##### Entries shown #####

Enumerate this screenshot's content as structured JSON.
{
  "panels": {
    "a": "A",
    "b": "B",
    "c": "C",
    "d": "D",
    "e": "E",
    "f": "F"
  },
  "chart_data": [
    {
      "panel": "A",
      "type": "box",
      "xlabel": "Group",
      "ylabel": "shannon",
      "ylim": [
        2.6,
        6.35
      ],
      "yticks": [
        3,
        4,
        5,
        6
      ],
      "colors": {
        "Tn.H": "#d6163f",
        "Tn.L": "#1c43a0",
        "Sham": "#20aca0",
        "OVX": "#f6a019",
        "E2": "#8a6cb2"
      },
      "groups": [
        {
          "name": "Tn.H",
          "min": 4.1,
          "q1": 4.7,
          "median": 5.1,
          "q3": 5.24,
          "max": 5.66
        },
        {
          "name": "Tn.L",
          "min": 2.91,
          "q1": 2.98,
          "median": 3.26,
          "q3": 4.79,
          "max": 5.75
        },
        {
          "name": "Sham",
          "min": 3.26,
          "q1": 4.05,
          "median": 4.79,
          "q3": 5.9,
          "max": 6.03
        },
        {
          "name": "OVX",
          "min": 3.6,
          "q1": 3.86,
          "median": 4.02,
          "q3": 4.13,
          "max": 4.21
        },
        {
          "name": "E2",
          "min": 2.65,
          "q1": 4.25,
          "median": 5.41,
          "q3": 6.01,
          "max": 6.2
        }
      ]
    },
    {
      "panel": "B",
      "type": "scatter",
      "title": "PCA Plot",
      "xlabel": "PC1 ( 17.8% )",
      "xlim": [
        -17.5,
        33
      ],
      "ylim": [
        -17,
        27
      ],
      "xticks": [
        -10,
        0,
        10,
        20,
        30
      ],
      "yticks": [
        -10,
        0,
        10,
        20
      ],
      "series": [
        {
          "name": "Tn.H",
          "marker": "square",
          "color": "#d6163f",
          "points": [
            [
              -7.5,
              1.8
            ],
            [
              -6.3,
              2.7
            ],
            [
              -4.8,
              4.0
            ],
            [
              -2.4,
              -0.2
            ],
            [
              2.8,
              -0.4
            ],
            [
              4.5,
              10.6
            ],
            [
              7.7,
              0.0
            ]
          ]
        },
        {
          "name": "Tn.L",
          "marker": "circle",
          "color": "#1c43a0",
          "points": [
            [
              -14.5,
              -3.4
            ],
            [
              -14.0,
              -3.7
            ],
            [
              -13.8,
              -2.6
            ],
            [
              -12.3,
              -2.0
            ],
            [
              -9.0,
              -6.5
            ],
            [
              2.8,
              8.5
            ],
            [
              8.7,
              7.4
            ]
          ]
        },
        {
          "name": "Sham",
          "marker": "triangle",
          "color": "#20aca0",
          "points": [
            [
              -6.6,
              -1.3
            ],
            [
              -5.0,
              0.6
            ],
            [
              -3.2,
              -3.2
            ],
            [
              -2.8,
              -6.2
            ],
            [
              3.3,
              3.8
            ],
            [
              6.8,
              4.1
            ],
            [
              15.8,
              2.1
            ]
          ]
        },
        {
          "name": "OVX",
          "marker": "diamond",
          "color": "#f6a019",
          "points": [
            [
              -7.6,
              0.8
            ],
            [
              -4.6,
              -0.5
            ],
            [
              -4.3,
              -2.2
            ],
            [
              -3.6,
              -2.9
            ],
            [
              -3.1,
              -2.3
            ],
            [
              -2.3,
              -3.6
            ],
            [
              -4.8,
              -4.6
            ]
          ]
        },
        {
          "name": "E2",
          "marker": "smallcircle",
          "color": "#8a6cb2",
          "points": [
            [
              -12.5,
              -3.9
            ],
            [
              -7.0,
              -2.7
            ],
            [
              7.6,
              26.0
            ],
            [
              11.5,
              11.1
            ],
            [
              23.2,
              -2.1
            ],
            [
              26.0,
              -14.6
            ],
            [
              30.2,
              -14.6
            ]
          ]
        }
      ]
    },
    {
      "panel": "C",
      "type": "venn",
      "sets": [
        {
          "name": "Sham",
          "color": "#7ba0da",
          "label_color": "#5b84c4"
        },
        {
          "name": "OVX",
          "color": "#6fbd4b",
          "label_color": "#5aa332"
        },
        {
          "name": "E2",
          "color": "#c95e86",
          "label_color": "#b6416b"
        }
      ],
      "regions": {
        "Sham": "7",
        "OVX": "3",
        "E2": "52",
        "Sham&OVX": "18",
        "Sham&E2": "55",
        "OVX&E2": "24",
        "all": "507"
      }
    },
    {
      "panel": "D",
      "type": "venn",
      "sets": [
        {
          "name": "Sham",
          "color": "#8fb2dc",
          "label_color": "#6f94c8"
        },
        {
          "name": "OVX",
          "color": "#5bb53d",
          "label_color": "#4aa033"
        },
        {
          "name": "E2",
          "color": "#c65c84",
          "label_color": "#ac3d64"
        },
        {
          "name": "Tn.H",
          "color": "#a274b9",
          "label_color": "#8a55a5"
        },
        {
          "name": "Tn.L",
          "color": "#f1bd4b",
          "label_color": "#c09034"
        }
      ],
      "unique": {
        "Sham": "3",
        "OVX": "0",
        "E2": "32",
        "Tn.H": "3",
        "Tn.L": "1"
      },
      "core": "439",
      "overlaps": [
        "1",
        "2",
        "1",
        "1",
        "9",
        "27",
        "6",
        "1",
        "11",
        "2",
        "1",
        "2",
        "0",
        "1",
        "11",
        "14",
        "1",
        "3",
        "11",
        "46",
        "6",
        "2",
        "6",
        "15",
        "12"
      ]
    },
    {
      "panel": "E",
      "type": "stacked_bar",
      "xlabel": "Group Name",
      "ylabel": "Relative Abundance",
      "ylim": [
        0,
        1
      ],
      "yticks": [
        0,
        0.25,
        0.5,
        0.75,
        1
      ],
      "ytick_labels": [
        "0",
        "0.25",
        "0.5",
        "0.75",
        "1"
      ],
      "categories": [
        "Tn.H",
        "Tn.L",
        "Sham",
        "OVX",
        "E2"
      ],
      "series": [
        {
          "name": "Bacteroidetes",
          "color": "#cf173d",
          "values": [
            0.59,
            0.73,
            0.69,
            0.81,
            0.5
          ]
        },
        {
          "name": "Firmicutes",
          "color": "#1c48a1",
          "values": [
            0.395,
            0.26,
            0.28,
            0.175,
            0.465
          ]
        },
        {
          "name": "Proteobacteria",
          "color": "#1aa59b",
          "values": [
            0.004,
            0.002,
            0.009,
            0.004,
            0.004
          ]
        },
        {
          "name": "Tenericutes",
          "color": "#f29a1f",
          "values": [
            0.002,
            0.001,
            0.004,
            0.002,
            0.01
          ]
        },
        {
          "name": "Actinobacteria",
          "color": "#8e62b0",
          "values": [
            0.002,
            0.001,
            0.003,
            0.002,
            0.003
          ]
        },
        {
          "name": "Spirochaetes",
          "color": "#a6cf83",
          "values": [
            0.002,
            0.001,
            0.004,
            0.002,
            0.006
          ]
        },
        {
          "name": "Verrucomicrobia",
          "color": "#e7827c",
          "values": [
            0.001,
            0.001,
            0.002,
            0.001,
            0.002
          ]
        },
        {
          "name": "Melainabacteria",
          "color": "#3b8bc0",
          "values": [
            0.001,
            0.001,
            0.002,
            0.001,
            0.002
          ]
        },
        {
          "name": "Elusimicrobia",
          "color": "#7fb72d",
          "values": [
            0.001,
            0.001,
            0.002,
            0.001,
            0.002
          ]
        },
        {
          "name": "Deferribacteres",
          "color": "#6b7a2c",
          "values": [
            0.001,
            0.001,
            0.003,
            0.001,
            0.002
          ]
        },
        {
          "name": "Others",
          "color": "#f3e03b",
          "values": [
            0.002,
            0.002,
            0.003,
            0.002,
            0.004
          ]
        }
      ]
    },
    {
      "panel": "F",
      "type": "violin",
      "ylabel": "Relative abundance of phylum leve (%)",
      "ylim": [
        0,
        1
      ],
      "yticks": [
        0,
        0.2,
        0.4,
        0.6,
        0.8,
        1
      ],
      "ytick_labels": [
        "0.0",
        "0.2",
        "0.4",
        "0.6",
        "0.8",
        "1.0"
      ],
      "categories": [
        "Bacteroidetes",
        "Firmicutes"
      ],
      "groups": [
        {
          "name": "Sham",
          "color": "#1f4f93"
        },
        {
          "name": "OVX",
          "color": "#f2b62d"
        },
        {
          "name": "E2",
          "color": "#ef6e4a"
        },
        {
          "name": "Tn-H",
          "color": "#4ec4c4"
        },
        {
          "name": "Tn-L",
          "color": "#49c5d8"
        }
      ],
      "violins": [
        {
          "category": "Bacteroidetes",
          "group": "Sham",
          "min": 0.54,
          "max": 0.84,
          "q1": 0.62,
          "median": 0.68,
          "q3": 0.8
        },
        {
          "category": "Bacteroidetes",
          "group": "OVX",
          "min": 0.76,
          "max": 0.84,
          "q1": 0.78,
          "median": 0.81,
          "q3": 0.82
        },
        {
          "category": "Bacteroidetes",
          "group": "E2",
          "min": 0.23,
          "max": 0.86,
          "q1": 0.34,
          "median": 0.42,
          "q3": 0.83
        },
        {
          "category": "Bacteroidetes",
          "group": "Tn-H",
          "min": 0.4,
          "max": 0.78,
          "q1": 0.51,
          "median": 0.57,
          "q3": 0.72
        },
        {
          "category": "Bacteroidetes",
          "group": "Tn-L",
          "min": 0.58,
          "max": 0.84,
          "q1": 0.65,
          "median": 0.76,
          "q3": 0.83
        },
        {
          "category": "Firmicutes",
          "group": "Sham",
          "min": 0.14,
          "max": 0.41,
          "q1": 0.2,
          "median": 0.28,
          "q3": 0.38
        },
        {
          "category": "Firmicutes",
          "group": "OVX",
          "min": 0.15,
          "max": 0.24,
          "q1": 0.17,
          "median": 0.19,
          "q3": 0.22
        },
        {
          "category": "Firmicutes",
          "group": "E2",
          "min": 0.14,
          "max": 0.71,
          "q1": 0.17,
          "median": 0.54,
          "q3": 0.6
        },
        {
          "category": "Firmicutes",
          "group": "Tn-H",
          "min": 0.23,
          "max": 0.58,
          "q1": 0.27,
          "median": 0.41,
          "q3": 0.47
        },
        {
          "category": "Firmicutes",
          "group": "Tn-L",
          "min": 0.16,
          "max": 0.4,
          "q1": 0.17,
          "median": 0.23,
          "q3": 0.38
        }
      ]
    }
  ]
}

#####

→ Task instructions: Pull out every line of the records that includes the string "marker".

→ Response to the exercise:
          "marker": "square",
          "marker": "circle",
          "marker": "triangle",
          "marker": "diamond",
          "marker": "smallcircle",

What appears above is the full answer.